Data listing |
►
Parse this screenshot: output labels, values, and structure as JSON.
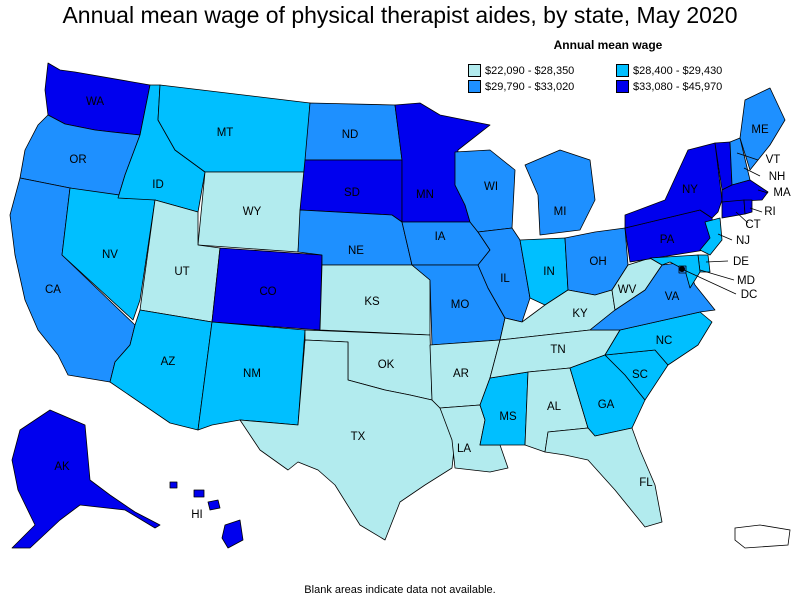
{
  "title": "Annual mean wage of physical therapist aides, by state, May 2020",
  "legend": {
    "title": "Annual mean wage",
    "bins": [
      {
        "label": "$22,090 - $28,350",
        "color": "#b2ebee"
      },
      {
        "label": "$28,400 - $29,430",
        "color": "#00bfff"
      },
      {
        "label": "$29,790 - $33,020",
        "color": "#1e90ff"
      },
      {
        "label": "$33,080 - $45,970",
        "color": "#0000ee"
      }
    ]
  },
  "footnote": "Blank areas indicate data not available.",
  "states": {
    "WA": 3,
    "OR": 2,
    "CA": 2,
    "NV": 1,
    "ID": 1,
    "MT": 1,
    "WY": 0,
    "UT": 0,
    "AZ": 1,
    "CO": 3,
    "NM": 1,
    "ND": 2,
    "SD": 3,
    "NE": 2,
    "KS": 0,
    "OK": 0,
    "TX": 0,
    "MN": 3,
    "IA": 2,
    "MO": 2,
    "AR": 0,
    "LA": 0,
    "WI": 2,
    "IL": 2,
    "MS": 1,
    "MI": 2,
    "IN": 1,
    "OH": 2,
    "KY": 0,
    "TN": 0,
    "AL": 0,
    "GA": 1,
    "FL": 0,
    "SC": 1,
    "NC": 1,
    "VA": 2,
    "WV": 0,
    "PA": 3,
    "NY": 3,
    "NJ": 1,
    "DE": 1,
    "MD": 1,
    "DC": 2,
    "CT": 3,
    "RI": 3,
    "MA": 3,
    "VT": 3,
    "NH": 2,
    "ME": 2,
    "AK": 3,
    "HI": 3
  }
}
◄
What you will do |
Return the listing above in full and without alteration, excluding its pictures.

Solved problem |
Parse this screenshot: output labels, values, and structure as JSON.
{
  "title": "Annual mean wage of physical therapist aides, by state, May 2020",
  "legend": {
    "title": "Annual mean wage",
    "bins": [
      {
        "label": "$22,090 - $28,350",
        "color": "#b2ebee"
      },
      {
        "label": "$28,400 - $29,430",
        "color": "#00bfff"
      },
      {
        "label": "$29,790 - $33,020",
        "color": "#1e90ff"
      },
      {
        "label": "$33,080 - $45,970",
        "color": "#0000ee"
      }
    ]
  },
  "footnote": "Blank areas indicate data not available.",
  "states": {
    "WA": 3,
    "OR": 2,
    "CA": 2,
    "NV": 1,
    "ID": 1,
    "MT": 1,
    "WY": 0,
    "UT": 0,
    "AZ": 1,
    "CO": 3,
    "NM": 1,
    "ND": 2,
    "SD": 3,
    "NE": 2,
    "KS": 0,
    "OK": 0,
    "TX": 0,
    "MN": 3,
    "IA": 2,
    "MO": 2,
    "AR": 0,
    "LA": 0,
    "WI": 2,
    "IL": 2,
    "MS": 1,
    "MI": 2,
    "IN": 1,
    "OH": 2,
    "KY": 0,
    "TN": 0,
    "AL": 0,
    "GA": 1,
    "FL": 0,
    "SC": 1,
    "NC": 1,
    "VA": 2,
    "WV": 0,
    "PA": 3,
    "NY": 3,
    "NJ": 1,
    "DE": 1,
    "MD": 1,
    "DC": 2,
    "CT": 3,
    "RI": 3,
    "MA": 3,
    "VT": 3,
    "NH": 2,
    "ME": 2,
    "AK": 3,
    "HI": 3
  }
}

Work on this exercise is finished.